Goal
Out of the lines below, please list those that hold the string "гражданам".

Information supplied

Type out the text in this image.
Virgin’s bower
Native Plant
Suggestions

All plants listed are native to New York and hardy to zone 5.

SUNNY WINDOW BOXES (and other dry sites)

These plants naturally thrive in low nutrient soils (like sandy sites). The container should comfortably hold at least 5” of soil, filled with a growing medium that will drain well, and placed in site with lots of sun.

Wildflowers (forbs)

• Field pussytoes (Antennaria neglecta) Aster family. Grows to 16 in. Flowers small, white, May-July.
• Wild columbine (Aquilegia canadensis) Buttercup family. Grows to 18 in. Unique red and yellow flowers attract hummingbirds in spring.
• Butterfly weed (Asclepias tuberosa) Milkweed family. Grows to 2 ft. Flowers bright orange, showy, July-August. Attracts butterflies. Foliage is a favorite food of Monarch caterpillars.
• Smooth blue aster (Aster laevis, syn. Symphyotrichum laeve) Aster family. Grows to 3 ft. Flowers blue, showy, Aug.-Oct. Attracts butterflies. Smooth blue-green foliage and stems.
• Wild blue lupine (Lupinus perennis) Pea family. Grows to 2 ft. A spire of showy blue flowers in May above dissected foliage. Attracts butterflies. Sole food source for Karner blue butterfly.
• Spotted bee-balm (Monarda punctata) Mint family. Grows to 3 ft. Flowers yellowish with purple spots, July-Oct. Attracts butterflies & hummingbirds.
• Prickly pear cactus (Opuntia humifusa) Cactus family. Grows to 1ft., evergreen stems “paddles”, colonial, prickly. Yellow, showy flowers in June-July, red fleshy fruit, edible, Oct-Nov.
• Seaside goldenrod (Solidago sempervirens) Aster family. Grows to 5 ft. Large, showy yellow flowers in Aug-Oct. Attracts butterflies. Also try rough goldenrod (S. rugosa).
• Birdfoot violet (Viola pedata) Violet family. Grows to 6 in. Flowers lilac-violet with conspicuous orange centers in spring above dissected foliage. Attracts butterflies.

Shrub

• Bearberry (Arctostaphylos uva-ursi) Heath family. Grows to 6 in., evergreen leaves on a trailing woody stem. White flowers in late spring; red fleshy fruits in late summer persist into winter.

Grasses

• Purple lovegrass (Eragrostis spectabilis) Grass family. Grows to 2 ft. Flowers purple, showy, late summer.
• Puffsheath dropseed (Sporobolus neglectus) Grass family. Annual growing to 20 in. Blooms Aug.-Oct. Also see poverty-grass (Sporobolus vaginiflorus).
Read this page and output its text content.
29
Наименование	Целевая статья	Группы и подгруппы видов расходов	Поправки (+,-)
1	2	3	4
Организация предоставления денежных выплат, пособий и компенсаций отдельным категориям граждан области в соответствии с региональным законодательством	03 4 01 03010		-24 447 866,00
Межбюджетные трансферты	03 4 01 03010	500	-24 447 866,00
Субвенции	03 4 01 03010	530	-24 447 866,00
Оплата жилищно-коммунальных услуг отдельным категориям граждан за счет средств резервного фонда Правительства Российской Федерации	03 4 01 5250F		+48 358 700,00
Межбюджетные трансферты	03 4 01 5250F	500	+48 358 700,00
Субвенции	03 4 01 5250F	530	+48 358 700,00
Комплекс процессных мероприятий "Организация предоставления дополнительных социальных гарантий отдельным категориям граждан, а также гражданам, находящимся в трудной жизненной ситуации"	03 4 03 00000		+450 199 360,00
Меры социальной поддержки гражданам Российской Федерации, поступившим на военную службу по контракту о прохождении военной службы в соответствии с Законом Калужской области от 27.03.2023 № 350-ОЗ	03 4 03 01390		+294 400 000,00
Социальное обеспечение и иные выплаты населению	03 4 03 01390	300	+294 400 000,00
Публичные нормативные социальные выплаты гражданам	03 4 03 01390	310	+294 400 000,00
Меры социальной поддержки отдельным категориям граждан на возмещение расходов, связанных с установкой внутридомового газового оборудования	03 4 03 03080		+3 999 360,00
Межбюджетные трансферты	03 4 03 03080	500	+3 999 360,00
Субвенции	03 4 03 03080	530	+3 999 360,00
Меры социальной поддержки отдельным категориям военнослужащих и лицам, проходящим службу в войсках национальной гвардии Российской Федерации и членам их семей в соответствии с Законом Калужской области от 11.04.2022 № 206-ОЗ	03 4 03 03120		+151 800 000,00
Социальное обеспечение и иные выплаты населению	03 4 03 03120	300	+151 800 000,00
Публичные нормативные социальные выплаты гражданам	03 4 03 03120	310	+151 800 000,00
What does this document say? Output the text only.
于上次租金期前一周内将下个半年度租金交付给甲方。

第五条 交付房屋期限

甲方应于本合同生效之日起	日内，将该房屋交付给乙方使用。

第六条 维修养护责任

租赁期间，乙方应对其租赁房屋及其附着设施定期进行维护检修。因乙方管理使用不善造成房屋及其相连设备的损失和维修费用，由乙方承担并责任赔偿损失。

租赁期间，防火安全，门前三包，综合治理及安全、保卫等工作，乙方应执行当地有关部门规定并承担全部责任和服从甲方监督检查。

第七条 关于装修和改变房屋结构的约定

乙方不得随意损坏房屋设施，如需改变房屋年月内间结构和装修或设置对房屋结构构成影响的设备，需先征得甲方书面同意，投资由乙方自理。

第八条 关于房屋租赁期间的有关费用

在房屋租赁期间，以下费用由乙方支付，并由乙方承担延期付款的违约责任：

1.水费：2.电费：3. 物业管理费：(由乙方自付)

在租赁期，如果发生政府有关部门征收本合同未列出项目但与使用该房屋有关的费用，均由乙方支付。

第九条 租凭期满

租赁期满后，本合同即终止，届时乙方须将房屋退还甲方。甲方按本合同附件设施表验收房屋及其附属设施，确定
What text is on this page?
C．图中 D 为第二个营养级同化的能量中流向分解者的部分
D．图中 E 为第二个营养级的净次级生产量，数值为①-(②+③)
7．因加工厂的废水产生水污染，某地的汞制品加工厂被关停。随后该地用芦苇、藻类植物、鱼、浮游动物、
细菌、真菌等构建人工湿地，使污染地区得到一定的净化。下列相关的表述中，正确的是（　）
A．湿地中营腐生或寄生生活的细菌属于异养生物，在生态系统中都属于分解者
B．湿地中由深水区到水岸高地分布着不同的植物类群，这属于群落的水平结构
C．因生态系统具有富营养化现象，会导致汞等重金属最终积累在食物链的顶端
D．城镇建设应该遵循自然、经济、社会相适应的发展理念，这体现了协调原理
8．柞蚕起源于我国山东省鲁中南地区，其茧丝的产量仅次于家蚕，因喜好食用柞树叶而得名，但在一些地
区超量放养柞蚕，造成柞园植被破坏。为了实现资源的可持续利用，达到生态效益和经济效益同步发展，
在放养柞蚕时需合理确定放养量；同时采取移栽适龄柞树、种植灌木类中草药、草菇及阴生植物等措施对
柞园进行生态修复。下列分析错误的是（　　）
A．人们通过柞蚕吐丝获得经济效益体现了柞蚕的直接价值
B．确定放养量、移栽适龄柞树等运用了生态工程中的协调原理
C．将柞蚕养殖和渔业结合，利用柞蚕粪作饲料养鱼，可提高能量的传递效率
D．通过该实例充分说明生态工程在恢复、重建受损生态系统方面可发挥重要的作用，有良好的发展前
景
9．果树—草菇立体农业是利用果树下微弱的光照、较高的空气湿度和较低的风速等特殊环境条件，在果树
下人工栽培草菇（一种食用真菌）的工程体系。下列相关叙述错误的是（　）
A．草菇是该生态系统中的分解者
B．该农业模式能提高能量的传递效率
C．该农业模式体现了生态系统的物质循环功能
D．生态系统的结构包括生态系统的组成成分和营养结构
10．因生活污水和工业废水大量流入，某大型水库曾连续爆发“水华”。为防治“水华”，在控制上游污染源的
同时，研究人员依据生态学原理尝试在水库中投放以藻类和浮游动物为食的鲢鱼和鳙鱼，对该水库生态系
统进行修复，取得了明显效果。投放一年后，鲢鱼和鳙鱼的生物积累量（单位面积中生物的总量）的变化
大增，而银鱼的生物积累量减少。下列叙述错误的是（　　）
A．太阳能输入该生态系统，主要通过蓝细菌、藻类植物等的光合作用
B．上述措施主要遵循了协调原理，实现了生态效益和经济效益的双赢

Reply to the task
Комплекс процессных мероприятий "Организация предоставления дополнительных социальных гарантий отдельным категориям граждан, а также гражданам, находящимся в трудной жизненной ситуации"	03 4 03 00000		+450 199 360,00
Меры социальной поддержки гражданам Российской Федерации, поступившим на военную службу по контракту о прохождении военной службы в соответствии с Законом Калужской области от 27.03.2023 № 350-ОЗ	03 4 03 01390		+294 400 000,00
Публичные нормативные социальные выплаты гражданам	03 4 03 01390	310	+294 400 000,00
Публичные нормативные социальные выплаты гражданам	03 4 03 03120	310	+151 800 000,00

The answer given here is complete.